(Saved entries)
——

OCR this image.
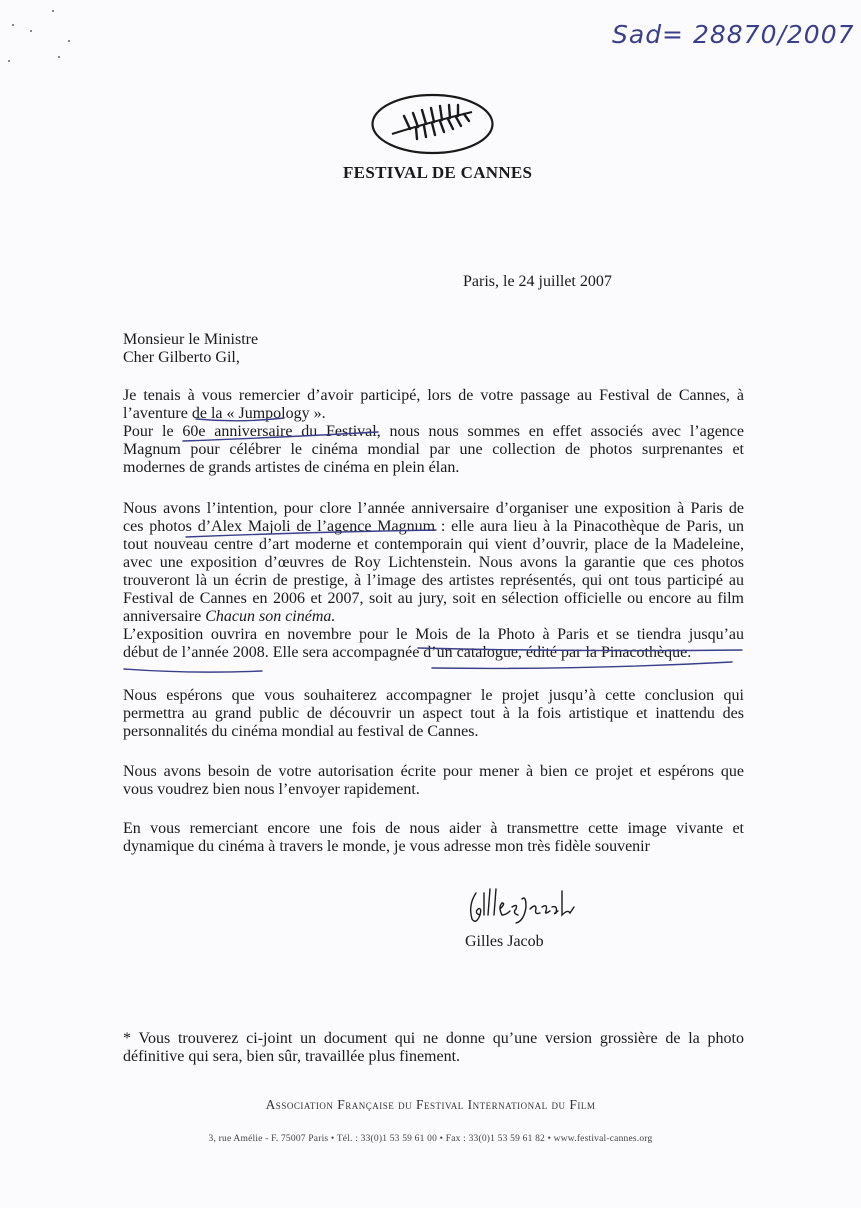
Sad= 28870/2007
FESTIVAL DE CANNES
Paris, le 24 juillet 2007
Monsieur le Ministre
Cher Gilberto Gil,

Je tenais à vous remercier d’avoir participé, lors de votre passage au Festival de Cannes, à

l’aventure de la « Jumpology ».

Pour le 60e anniversaire du Festival, nous nous sommes en effet associés avec l’agence

Magnum pour célébrer le cinéma mondial par une collection de photos surprenantes et

modernes de grands artistes de cinéma en plein élan.

Nous avons l’intention, pour clore l’année anniversaire d’organiser une exposition à Paris de

ces photos d’Alex Majoli de l’agence Magnum : elle aura lieu à la Pinacothèque de Paris, un

tout nouveau centre d’art moderne et contemporain qui vient d’ouvrir, place de la Madeleine,

avec une exposition d’œuvres de Roy Lichtenstein. Nous avons la garantie que ces photos

trouveront là un écrin de prestige, à l’image des artistes représentés, qui ont tous participé au

Festival de Cannes en 2006 et 2007, soit au jury, soit en sélection officielle ou encore au film

anniversaire Chacun son cinéma.

L’exposition ouvrira en novembre pour le Mois de la Photo à Paris et se tiendra jusqu’au

début de l’année 2008. Elle sera accompagnée d’un catalogue, édité par la Pinacothèque.

Nous espérons que vous souhaiterez accompagner le projet jusqu’à cette conclusion qui

permettra au grand public de découvrir un aspect tout à la fois artistique et inattendu des

personnalités du cinéma mondial au festival de Cannes.

Nous avons besoin de votre autorisation écrite pour mener à bien ce projet et espérons que

vous voudrez bien nous l’envoyer rapidement.

En vous remerciant encore une fois de nous aider à transmettre cette image vivante et

dynamique du cinéma à travers le monde, je vous adresse mon très fidèle souvenir

Gilles Jacob

* Vous trouverez ci-joint un document qui ne donne qu’une version grossière de la photo

définitive qui sera, bien sûr, travaillée plus finement.

Association Française du Festival International du Film
3, rue Amélie - F. 75007 Paris • Tél. : 33(0)1 53 59 61 00 • Fax : 33(0)1 53 59 61 82 • www.festival-cannes.org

——

◆ **Exercise details**: Take every line from the data above that holds "Pinacothèque" and copy it out.

◆ **Exercise answer**:
ces photos d’Alex Majoli de l’agence Magnum : elle aura lieu à la Pinacothèque de Paris, un
début de l’année 2008. Elle sera accompagnée d’un catalogue, édité par la Pinacothèque.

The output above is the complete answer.